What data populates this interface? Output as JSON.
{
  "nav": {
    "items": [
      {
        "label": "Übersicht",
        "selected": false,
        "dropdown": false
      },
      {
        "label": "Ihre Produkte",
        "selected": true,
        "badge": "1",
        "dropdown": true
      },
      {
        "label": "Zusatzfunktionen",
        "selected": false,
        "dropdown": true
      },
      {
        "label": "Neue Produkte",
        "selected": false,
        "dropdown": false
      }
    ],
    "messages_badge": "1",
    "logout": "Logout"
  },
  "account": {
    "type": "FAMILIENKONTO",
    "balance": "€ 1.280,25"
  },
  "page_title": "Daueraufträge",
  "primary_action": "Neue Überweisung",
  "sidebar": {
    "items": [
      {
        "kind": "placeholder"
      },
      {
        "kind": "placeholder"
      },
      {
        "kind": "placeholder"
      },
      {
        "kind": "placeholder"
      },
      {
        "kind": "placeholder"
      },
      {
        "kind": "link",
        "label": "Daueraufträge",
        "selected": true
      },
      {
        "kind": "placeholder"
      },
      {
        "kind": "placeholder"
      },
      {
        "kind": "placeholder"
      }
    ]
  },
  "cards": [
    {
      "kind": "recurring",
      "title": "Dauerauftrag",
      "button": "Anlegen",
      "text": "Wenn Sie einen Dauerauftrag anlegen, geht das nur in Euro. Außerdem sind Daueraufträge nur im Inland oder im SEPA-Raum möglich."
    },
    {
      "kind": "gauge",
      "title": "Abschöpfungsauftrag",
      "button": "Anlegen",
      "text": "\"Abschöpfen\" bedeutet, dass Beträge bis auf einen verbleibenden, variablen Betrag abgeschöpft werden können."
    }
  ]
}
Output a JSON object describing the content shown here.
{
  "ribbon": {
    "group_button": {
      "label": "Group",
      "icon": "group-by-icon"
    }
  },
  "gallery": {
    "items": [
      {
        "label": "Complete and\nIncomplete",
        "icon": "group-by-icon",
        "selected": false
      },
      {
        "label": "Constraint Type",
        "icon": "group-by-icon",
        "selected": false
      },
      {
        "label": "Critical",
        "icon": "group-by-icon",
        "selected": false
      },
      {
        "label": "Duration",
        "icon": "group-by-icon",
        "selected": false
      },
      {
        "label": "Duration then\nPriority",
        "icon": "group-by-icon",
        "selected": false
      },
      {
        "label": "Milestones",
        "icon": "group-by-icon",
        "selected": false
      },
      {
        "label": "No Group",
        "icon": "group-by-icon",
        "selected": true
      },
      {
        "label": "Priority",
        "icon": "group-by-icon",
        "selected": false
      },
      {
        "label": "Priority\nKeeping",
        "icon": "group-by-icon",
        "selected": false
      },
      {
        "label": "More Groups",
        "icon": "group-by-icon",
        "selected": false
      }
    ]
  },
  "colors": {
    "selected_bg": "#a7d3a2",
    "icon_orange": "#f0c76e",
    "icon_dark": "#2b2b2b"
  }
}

━━━━━━━━━━

* **TASK PROMPT**
Indicate how many lines of the material contain the string "Duration", giving the number and nothing more.

* **FINAL RESULT**
2